__STATED GOAL__: Repeat every entry word for word, but leave the images out of your copy.

__MATERIAL SHOWN__:
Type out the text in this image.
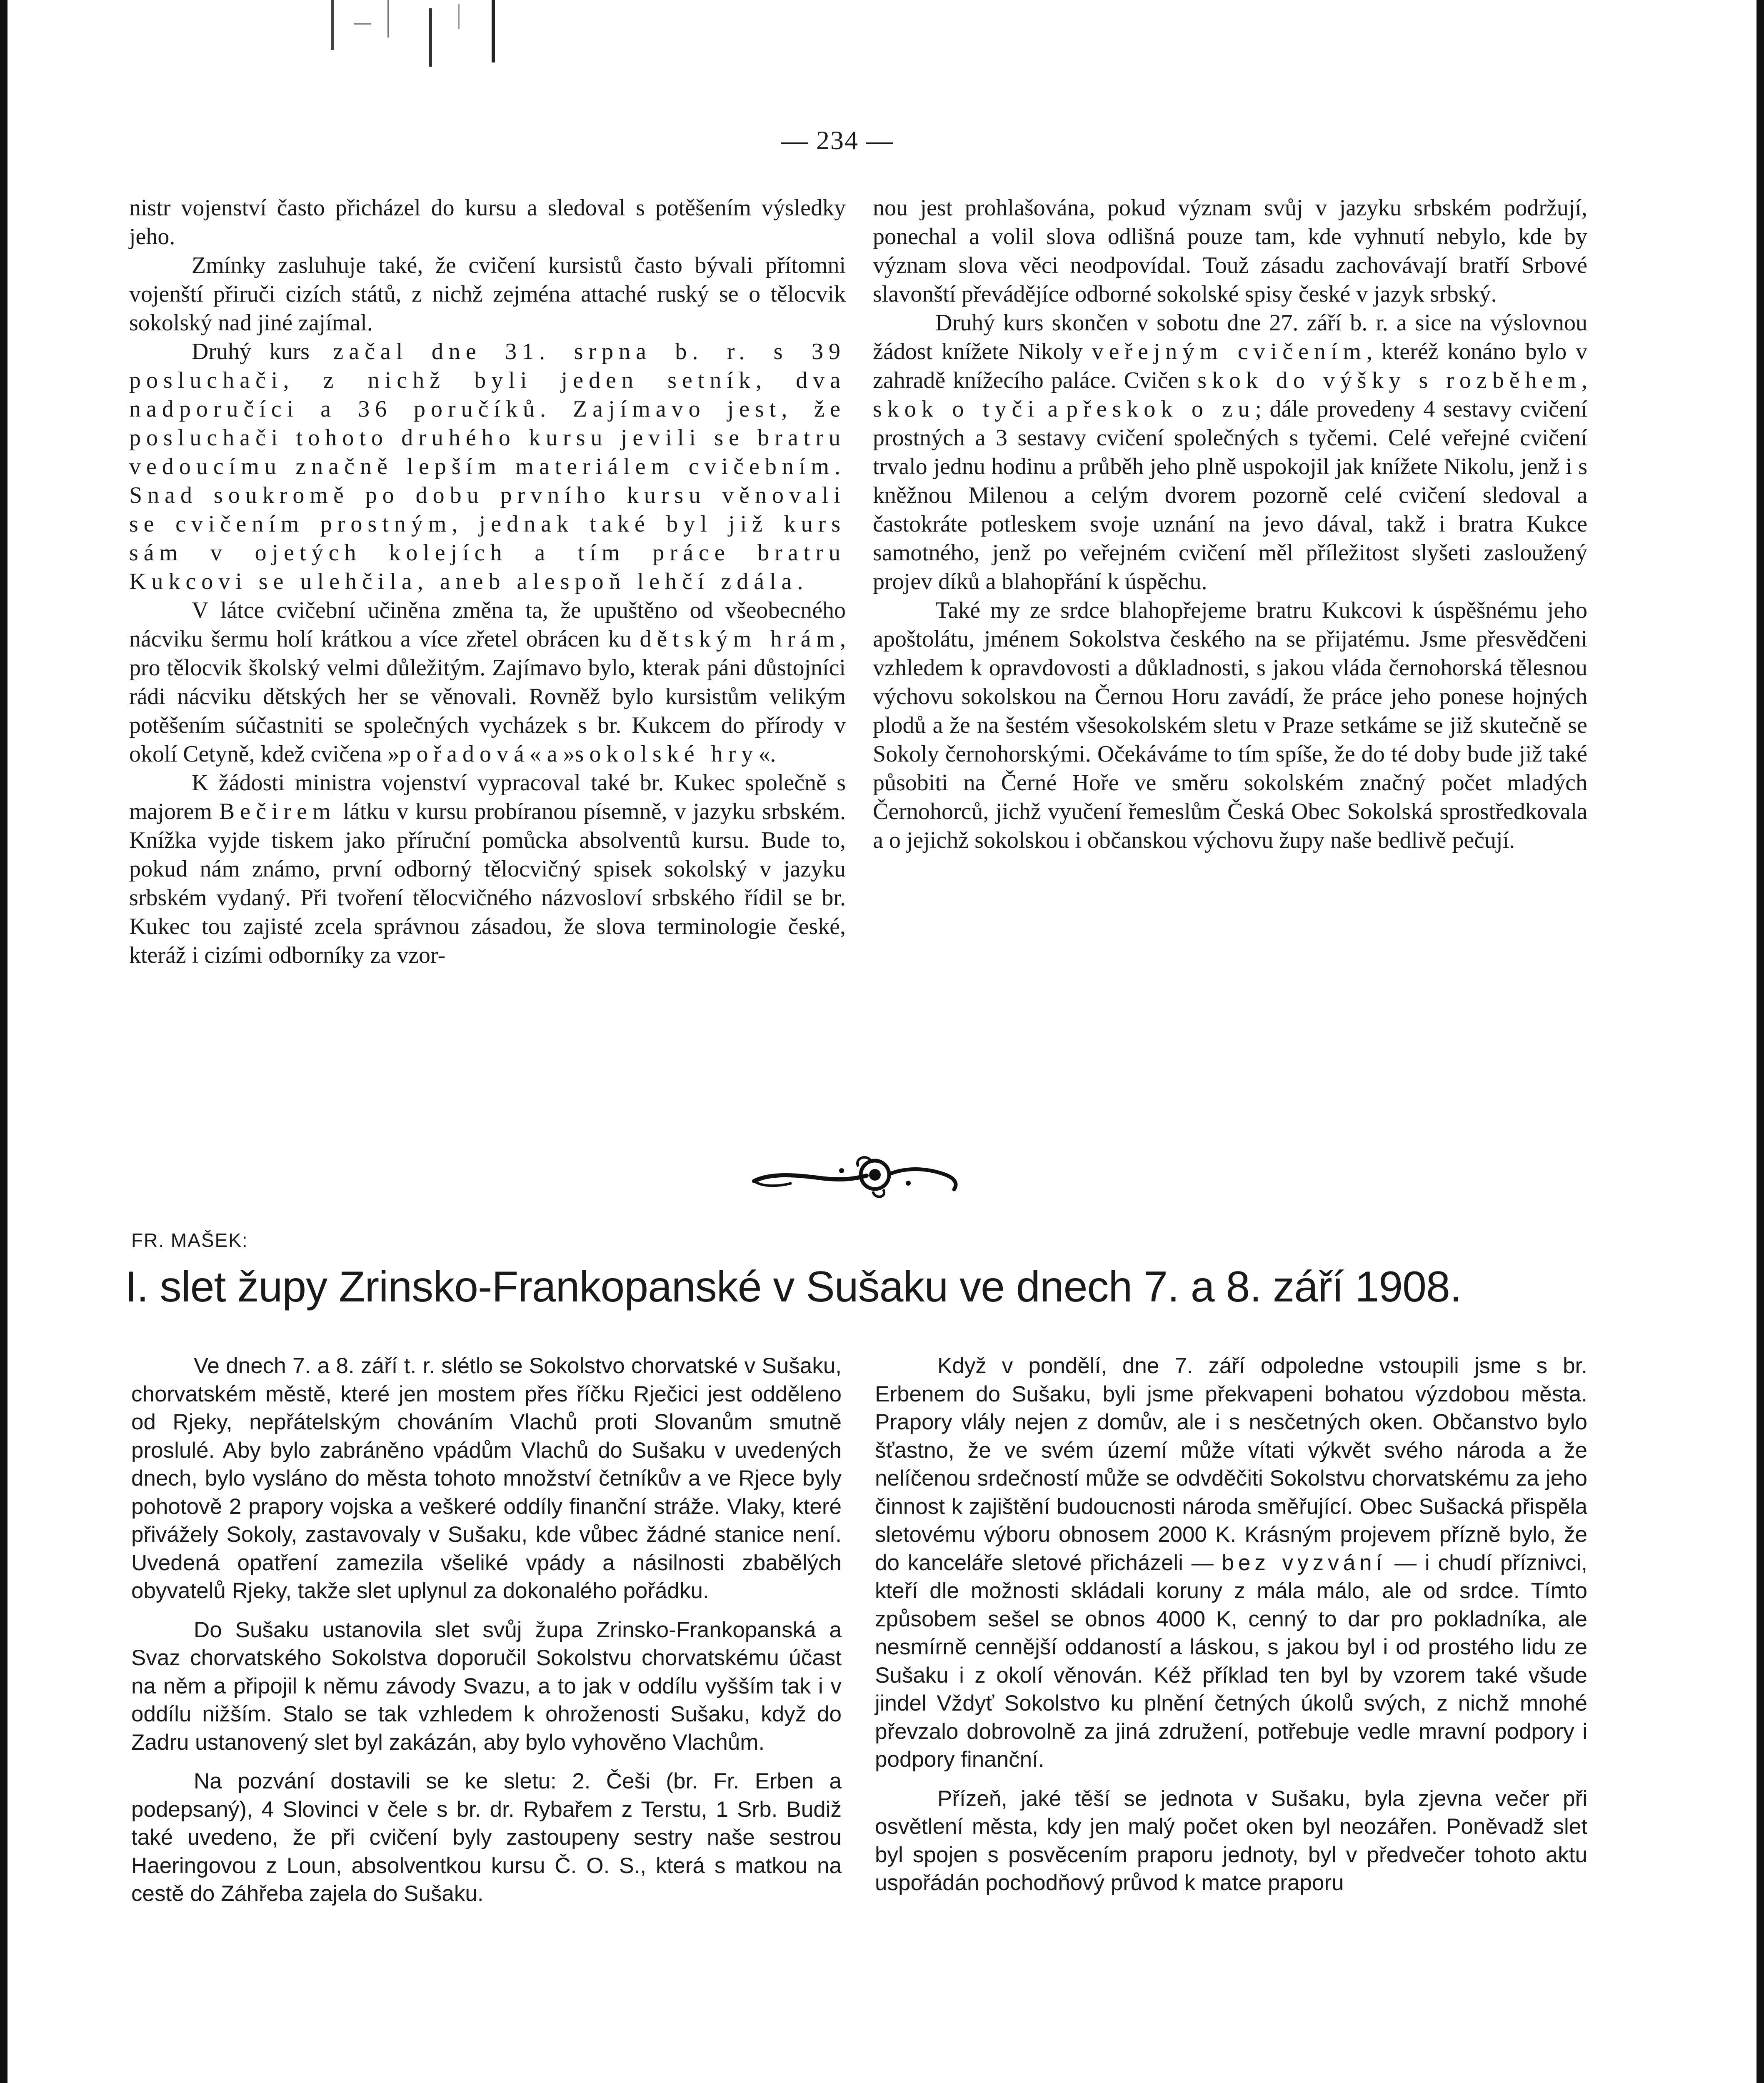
— 234 —

nistr vojenství často přicházel do kursu a sledoval s potěšením výsledky jeho.

Zmínky zasluhuje také, že cvičení kursistů často bývali přítomni vojenští přiruči cizích států, z nichž zejména attaché ruský se o tělocvik sokolský nad jiné zajímal.

Druhý kurs začal dne 31. srpna b. r. s 39 posluchači, z nichž byli jeden setník, dva nadporučíci a 36 poručíků. Zajímavo jest, že posluchači tohoto druhého kursu jevili se bratru vedoucímu značně lepším materiálem cvičebním. Snad soukromě po dobu prvního kursu věnovali se cvičením prostným, jednak také byl již kurs sám v ojetých kolejích a tím práce bratru Kukcovi se ulehčila, aneb alespoň lehčí zdála.

V látce cvičební učiněna změna ta, že upuštěno od všeobecného nácviku šermu holí krátkou a více zřetel obrácen ku dětským hrám, pro tělocvik školský velmi důležitým. Zajímavo bylo, kterak páni důstojníci rádi nácviku dětských her se věnovali. Rovněž bylo kursistům velikým potěšením súčastniti se společných vycházek s br. Kukcem do přírody v okolí Cetyně, kdež cvičena »pořadová« a »sokolské hry«.

K žádosti ministra vojenství vypracoval také br. Kukec společně s majorem Bečirem látku v kursu probíranou písemně, v jazyku srbském. Knížka vyjde tiskem jako příruční pomůcka absolventů kursu. Bude to, pokud nám známo, první odborný tělocvičný spisek sokolský v jazyku srbském vydaný. Při tvoření tělocvičného názvosloví srbského řídil se br. Kukec tou zajisté zcela správnou zásadou, že slova terminologie české, kteráž i cizími odborníky za vzor-

nou jest prohlašována, pokud význam svůj v jazyku srbském podržují, ponechal a volil slova odlišná pouze tam, kde vyhnutí nebylo, kde by význam slova věci neodpovídal. Touž zásadu zachovávají bratří Srbové slavonští převádějíce odborné sokolské spisy české v jazyk srbský.

Druhý kurs skončen v sobotu dne 27. září b. r. a sice na výslovnou žádost knížete Nikoly veřejným cvičením, kteréž konáno bylo v zahradě knížecího paláce. Cvičen skok do výšky s rozběhem, skok o tyči a přeskok o zu; dále provedeny 4 sestavy cvičení prostných a 3 sestavy cvičení společných s tyčemi. Celé veřejné cvičení trvalo jednu hodinu a průběh jeho plně uspokojil jak knížete Nikolu, jenž i s kněžnou Milenou a celým dvorem pozorně celé cvičení sledoval a častokráte potleskem svoje uznání na jevo dával, takž i bratra Kukce samotného, jenž po veřejném cvičení měl příležitost slyšeti zasloužený projev díků a blahopřání k úspěchu.

Také my ze srdce blahopřejeme bratru Kukcovi k úspěšnému jeho apoštolátu, jménem Sokolstva českého na se přijatému. Jsme přesvědčeni vzhledem k opravdovosti a důkladnosti, s jakou vláda černohorská tělesnou výchovu sokolskou na Černou Horu zavádí, že práce jeho ponese hojných plodů a že na šestém všesokolském sletu v Praze setkáme se již skutečně se Sokoly černohorskými. Očekáváme to tím spíše, že do té doby bude již také působiti na Černé Hoře ve směru sokolském značný počet mladých Černohorců, jichž vyučení řemeslům Česká Obec Sokolská sprostředkovala a o jejichž sokolskou i občanskou výchovu župy naše bedlivě pečují.

FR. MAŠEK:
I. slet župy Zrinsko-Frankopanské v Sušaku ve dnech 7. a 8. září 1908.

Ve dnech 7. a 8. září t. r. slétlo se Sokolstvo chorvatské v Sušaku, chorvatském městě, které jen mostem přes říčku Rječici jest odděleno od Rjeky, nepřátelským chováním Vlachů proti Slovanům smutně proslulé. Aby bylo zabráněno vpádům Vlachů do Sušaku v uvedených dnech, bylo vysláno do města tohoto množství četníkův a ve Rjece byly pohotově 2 prapory vojska a veškeré oddíly finanční stráže. Vlaky, které přivážely Sokoly, zastavovaly v Sušaku, kde vůbec žádné stanice není. Uvedená opatření zamezila všeliké vpády a násilnosti zbabělých obyvatelů Rjeky, takže slet uplynul za dokonalého pořádku.

Do Sušaku ustanovila slet svůj župa Zrinsko-Frankopanská a Svaz chorvatského Sokolstva doporučil Sokolstvu chorvatskému účast na něm a připojil k němu závody Svazu, a to jak v oddílu vyšším tak i v oddílu nižším. Stalo se tak vzhledem k ohroženosti Sušaku, když do Zadru ustanovený slet byl zakázán, aby bylo vyhověno Vlachům.

Na pozvání dostavili se ke sletu: 2. Češi (br. Fr. Erben a podepsaný), 4 Slovinci v čele s br. dr. Rybařem z Terstu, 1 Srb. Budiž také uvedeno, že při cvičení byly zastoupeny sestry naše sestrou Haeringovou z Loun, absolventkou kursu Č. O. S., která s matkou na cestě do Záhřeba zajela do Sušaku.

Když v pondělí, dne 7. září odpoledne vstoupili jsme s br. Erbenem do Sušaku, byli jsme překvapeni bohatou výzdobou města. Prapory vlály nejen z domův, ale i s nesčetných oken. Občanstvo bylo šťastno, že ve svém území může vítati výkvět svého národa a že nelíčenou srdečností může se odvděčiti Sokolstvu chorvatskému za jeho činnost k zajištění budoucnosti národa směřující. Obec Sušacká přispěla sletovému výboru obnosem 2000 K. Krásným projevem přízně bylo, že do kanceláře sletové přicházeli — bez vyzvání — i chudí příznivci, kteří dle možnosti skládali koruny z mála málo, ale od srdce. Tímto způsobem sešel se obnos 4000 K, cenný to dar pro pokladníka, ale nesmírně cennější oddaností a láskou, s jakou byl i od prostého lidu ze Sušaku i z okolí věnován. Kéž příklad ten byl by vzorem také všude jindel Vždyť Sokolstvo ku plnění četných úkolů svých, z nichž mnohé převzalo dobrovolně za jiná združení, potřebuje vedle mravní podpory i podpory finanční.

Přízeň, jaké těší se jednota v Sušaku, byla zjevna večer při osvětlení města, kdy jen malý počet oken byl neozářen. Poněvadž slet byl spojen s posvěcením praporu jednoty, byl v předvečer tohoto aktu uspořádán pochodňový průvod k matce praporu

__OUTPUT OF THE EXERCISE__:
Type out the text in this image.
— 234 —

nistr vojenství často přicházel do kursu a sledoval s potěšením výsledky jeho.

Zmínky zasluhuje také, že cvičení kursistů často bývali přítomni vojenští přiruči cizích států, z nichž zejména attaché ruský se o tělocvik sokolský nad jiné zajímal.

Druhý kurs začal dne 31. srpna b. r. s 39 posluchači, z nichž byli jeden setník, dva nadporučíci a 36 poručíků. Zajímavo jest, že posluchači tohoto druhého kursu jevili se bratru vedoucímu značně lepším materiálem cvičebním. Snad soukromě po dobu prvního kursu věnovali se cvičením prostným, jednak také byl již kurs sám v ojetých kolejích a tím práce bratru Kukcovi se ulehčila, aneb alespoň lehčí zdála.

V látce cvičební učiněna změna ta, že upuštěno od všeobecného nácviku šermu holí krátkou a více zřetel obrácen ku dětským hrám, pro tělocvik školský velmi důležitým. Zajímavo bylo, kterak páni důstojníci rádi nácviku dětských her se věnovali. Rovněž bylo kursistům velikým potěšením súčastniti se společných vycházek s br. Kukcem do přírody v okolí Cetyně, kdež cvičena »pořadová« a »sokolské hry«.

K žádosti ministra vojenství vypracoval také br. Kukec společně s majorem Bečirem látku v kursu probíranou písemně, v jazyku srbském. Knížka vyjde tiskem jako příruční pomůcka absolventů kursu. Bude to, pokud nám známo, první odborný tělocvičný spisek sokolský v jazyku srbském vydaný. Při tvoření tělocvičného názvosloví srbského řídil se br. Kukec tou zajisté zcela správnou zásadou, že slova terminologie české, kteráž i cizími odborníky za vzor-

nou jest prohlašována, pokud význam svůj v jazyku srbském podržují, ponechal a volil slova odlišná pouze tam, kde vyhnutí nebylo, kde by význam slova věci neodpovídal. Touž zásadu zachovávají bratří Srbové slavonští převádějíce odborné sokolské spisy české v jazyk srbský.

Druhý kurs skončen v sobotu dne 27. září b. r. a sice na výslovnou žádost knížete Nikoly veřejným cvičením, kteréž konáno bylo v zahradě knížecího paláce. Cvičen skok do výšky s rozběhem, skok o tyči a přeskok o zu; dále provedeny 4 sestavy cvičení prostných a 3 sestavy cvičení společných s tyčemi. Celé veřejné cvičení trvalo jednu hodinu a průběh jeho plně uspokojil jak knížete Nikolu, jenž i s kněžnou Milenou a celým dvorem pozorně celé cvičení sledoval a častokráte potleskem svoje uznání na jevo dával, takž i bratra Kukce samotného, jenž po veřejném cvičení měl příležitost slyšeti zasloužený projev díků a blahopřání k úspěchu.

Také my ze srdce blahopřejeme bratru Kukcovi k úspěšnému jeho apoštolátu, jménem Sokolstva českého na se přijatému. Jsme přesvědčeni vzhledem k opravdovosti a důkladnosti, s jakou vláda černohorská tělesnou výchovu sokolskou na Černou Horu zavádí, že práce jeho ponese hojných plodů a že na šestém všesokolském sletu v Praze setkáme se již skutečně se Sokoly černohorskými. Očekáváme to tím spíše, že do té doby bude již také působiti na Černé Hoře ve směru sokolském značný počet mladých Černohorců, jichž vyučení řemeslům Česká Obec Sokolská sprostředkovala a o jejichž sokolskou i občanskou výchovu župy naše bedlivě pečují.

FR. MAŠEK:
I. slet župy Zrinsko-Frankopanské v Sušaku ve dnech 7. a 8. září 1908.

Ve dnech 7. a 8. září t. r. slétlo se Sokolstvo chorvatské v Sušaku, chorvatském městě, které jen mostem přes říčku Rječici jest odděleno od Rjeky, nepřátelským chováním Vlachů proti Slovanům smutně proslulé. Aby bylo zabráněno vpádům Vlachů do Sušaku v uvedených dnech, bylo vysláno do města tohoto množství četníkův a ve Rjece byly pohotově 2 prapory vojska a veškeré oddíly finanční stráže. Vlaky, které přivážely Sokoly, zastavovaly v Sušaku, kde vůbec žádné stanice není. Uvedená opatření zamezila všeliké vpády a násilnosti zbabělých obyvatelů Rjeky, takže slet uplynul za dokonalého pořádku.

Do Sušaku ustanovila slet svůj župa Zrinsko-Frankopanská a Svaz chorvatského Sokolstva doporučil Sokolstvu chorvatskému účast na něm a připojil k němu závody Svazu, a to jak v oddílu vyšším tak i v oddílu nižším. Stalo se tak vzhledem k ohroženosti Sušaku, když do Zadru ustanovený slet byl zakázán, aby bylo vyhověno Vlachům.

Na pozvání dostavili se ke sletu: 2. Češi (br. Fr. Erben a podepsaný), 4 Slovinci v čele s br. dr. Rybařem z Terstu, 1 Srb. Budiž také uvedeno, že při cvičení byly zastoupeny sestry naše sestrou Haeringovou z Loun, absolventkou kursu Č. O. S., která s matkou na cestě do Záhřeba zajela do Sušaku.

Když v pondělí, dne 7. září odpoledne vstoupili jsme s br. Erbenem do Sušaku, byli jsme překvapeni bohatou výzdobou města. Prapory vlály nejen z domův, ale i s nesčetných oken. Občanstvo bylo šťastno, že ve svém území může vítati výkvět svého národa a že nelíčenou srdečností může se odvděčiti Sokolstvu chorvatskému za jeho činnost k zajištění budoucnosti národa směřující. Obec Sušacká přispěla sletovému výboru obnosem 2000 K. Krásným projevem přízně bylo, že do kanceláře sletové přicházeli — bez vyzvání — i chudí příznivci, kteří dle možnosti skládali koruny z mála málo, ale od srdce. Tímto způsobem sešel se obnos 4000 K, cenný to dar pro pokladníka, ale nesmírně cennější oddaností a láskou, s jakou byl i od prostého lidu ze Sušaku i z okolí věnován. Kéž příklad ten byl by vzorem také všude jindel Vždyť Sokolstvo ku plnění četných úkolů svých, z nichž mnohé převzalo dobrovolně za jiná združení, potřebuje vedle mravní podpory i podpory finanční.

Přízeň, jaké těší se jednota v Sušaku, byla zjevna večer při osvětlení města, kdy jen malý počet oken byl neozářen. Poněvadž slet byl spojen s posvěcením praporu jednoty, byl v předvečer tohoto aktu uspořádán pochodňový průvod k matce praporu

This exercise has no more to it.